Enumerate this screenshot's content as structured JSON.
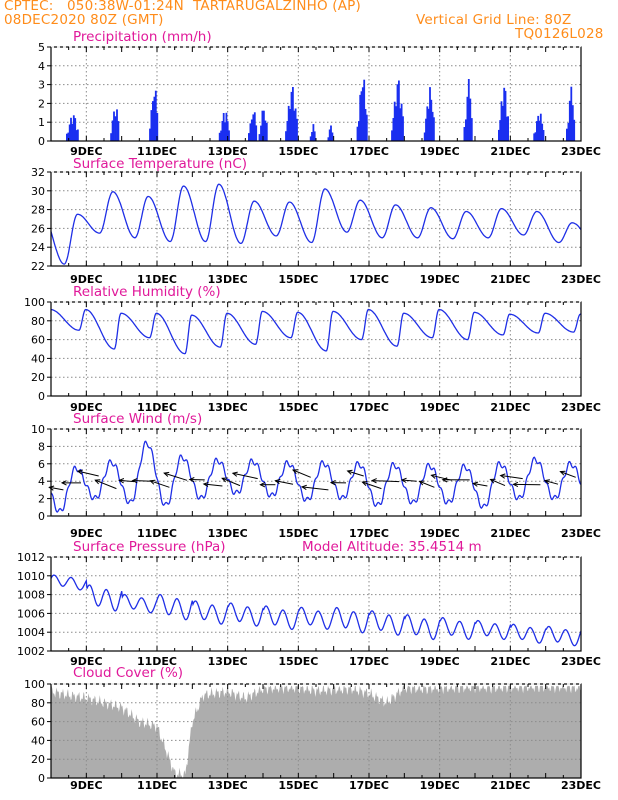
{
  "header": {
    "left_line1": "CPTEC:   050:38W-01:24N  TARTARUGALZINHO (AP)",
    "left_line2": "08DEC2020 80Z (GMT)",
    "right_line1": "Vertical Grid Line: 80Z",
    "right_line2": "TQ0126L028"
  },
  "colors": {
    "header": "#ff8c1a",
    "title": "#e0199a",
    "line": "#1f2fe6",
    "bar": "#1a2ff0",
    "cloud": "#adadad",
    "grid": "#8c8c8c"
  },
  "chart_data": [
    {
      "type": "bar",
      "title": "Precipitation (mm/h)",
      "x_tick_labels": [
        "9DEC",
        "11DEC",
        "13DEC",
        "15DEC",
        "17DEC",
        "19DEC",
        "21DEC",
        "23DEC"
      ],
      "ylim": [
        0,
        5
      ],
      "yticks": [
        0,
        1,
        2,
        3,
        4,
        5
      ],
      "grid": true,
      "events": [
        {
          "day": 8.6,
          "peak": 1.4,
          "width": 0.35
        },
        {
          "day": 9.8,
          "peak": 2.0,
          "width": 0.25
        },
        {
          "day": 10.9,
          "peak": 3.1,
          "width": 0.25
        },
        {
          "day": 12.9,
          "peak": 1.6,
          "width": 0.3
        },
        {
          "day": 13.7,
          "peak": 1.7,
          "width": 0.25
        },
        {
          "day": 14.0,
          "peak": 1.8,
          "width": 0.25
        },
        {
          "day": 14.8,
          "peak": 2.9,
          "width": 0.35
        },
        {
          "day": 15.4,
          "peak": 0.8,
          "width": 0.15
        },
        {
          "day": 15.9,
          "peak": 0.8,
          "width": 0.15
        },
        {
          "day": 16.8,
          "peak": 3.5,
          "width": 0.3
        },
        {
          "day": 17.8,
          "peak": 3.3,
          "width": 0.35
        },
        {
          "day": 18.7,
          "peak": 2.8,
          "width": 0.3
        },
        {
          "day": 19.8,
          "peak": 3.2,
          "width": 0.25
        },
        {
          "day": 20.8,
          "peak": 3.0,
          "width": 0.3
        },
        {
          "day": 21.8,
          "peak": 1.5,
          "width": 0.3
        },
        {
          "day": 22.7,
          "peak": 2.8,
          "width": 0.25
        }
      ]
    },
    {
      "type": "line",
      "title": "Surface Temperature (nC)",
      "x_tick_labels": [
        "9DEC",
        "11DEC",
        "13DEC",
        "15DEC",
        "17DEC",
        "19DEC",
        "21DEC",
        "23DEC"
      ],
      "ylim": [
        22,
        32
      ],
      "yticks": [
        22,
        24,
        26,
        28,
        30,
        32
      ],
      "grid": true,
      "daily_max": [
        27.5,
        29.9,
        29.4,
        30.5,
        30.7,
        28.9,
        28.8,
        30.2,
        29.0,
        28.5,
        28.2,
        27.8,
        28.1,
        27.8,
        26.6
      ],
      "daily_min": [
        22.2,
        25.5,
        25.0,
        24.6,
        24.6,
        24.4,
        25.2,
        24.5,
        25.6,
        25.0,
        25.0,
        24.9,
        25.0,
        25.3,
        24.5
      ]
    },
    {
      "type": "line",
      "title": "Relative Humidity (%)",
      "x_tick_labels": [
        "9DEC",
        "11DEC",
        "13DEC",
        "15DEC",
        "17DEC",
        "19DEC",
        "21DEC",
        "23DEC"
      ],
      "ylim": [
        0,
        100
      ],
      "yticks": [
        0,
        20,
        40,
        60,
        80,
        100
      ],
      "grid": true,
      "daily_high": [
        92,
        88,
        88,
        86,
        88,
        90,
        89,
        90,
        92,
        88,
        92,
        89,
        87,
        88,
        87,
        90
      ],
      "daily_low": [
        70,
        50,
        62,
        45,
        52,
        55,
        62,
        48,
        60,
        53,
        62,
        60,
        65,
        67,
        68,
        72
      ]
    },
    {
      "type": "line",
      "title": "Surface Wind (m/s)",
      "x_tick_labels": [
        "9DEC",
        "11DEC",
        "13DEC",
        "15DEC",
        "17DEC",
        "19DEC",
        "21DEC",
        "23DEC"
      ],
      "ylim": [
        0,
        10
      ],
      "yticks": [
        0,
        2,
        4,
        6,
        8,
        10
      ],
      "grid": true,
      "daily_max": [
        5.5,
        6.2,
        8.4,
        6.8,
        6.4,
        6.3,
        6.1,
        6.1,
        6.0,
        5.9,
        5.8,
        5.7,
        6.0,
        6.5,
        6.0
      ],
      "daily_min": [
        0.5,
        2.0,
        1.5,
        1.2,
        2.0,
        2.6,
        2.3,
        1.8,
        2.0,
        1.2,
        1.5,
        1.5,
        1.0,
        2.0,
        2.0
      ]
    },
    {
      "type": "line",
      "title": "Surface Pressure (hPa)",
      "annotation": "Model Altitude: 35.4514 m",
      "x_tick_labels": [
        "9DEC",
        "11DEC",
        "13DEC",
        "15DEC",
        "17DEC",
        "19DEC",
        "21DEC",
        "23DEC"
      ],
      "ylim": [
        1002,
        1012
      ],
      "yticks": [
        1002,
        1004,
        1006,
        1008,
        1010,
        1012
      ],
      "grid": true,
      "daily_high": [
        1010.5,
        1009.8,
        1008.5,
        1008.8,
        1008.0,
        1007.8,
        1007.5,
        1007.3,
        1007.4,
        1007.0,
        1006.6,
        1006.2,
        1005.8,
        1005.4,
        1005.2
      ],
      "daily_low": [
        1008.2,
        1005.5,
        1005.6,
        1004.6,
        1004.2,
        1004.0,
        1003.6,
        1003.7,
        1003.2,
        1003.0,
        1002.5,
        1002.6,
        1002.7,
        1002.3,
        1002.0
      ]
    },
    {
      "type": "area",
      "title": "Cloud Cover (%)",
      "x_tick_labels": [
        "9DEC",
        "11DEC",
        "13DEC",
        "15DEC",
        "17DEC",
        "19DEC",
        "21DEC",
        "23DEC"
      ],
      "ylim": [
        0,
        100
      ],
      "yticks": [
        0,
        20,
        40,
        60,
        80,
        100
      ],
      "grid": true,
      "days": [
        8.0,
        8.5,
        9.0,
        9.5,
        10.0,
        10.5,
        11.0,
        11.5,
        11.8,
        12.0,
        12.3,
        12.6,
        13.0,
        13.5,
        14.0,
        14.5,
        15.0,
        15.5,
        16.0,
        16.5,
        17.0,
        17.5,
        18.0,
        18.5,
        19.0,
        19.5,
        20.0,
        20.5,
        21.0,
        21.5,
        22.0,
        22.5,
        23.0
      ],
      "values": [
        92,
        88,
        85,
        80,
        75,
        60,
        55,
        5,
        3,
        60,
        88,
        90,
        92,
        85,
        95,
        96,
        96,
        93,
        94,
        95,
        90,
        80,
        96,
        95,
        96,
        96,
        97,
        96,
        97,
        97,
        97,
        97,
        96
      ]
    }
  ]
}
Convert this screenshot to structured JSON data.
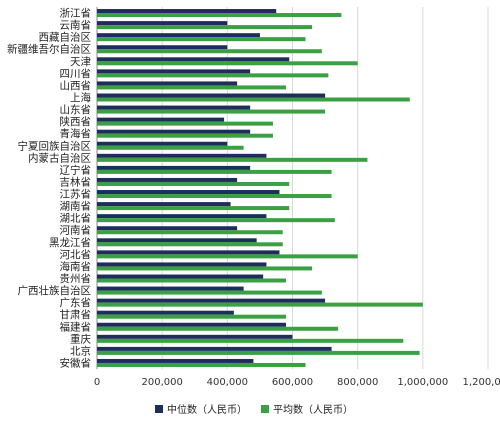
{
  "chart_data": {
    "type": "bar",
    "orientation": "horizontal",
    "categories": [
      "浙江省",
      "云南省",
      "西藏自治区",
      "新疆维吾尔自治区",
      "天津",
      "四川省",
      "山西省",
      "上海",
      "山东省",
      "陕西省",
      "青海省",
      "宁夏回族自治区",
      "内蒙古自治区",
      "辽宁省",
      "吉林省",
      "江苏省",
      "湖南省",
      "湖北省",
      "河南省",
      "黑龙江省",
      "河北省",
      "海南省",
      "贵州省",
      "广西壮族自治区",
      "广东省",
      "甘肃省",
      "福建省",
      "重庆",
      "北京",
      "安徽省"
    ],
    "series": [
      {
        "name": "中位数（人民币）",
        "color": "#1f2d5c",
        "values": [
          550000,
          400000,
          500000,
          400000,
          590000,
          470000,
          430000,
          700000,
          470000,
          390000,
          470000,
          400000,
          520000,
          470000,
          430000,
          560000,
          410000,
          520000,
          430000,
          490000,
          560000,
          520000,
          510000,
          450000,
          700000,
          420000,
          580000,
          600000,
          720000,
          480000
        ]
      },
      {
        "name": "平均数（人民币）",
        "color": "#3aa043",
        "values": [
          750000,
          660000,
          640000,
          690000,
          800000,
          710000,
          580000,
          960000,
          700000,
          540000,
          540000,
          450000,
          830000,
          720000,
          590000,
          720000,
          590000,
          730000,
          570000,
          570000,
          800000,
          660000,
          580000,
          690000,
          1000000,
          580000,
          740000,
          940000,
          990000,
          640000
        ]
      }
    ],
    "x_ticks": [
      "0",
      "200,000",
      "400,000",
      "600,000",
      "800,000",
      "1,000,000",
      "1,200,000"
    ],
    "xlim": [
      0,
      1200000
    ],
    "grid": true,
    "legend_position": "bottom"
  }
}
----------
Search the data above for the string "Surface" and copy each line that has it.

      "title": "Surface Temperature (nC)",
      "title": "Surface Wind (m/s)",
      "title": "Surface Pressure (hPa)",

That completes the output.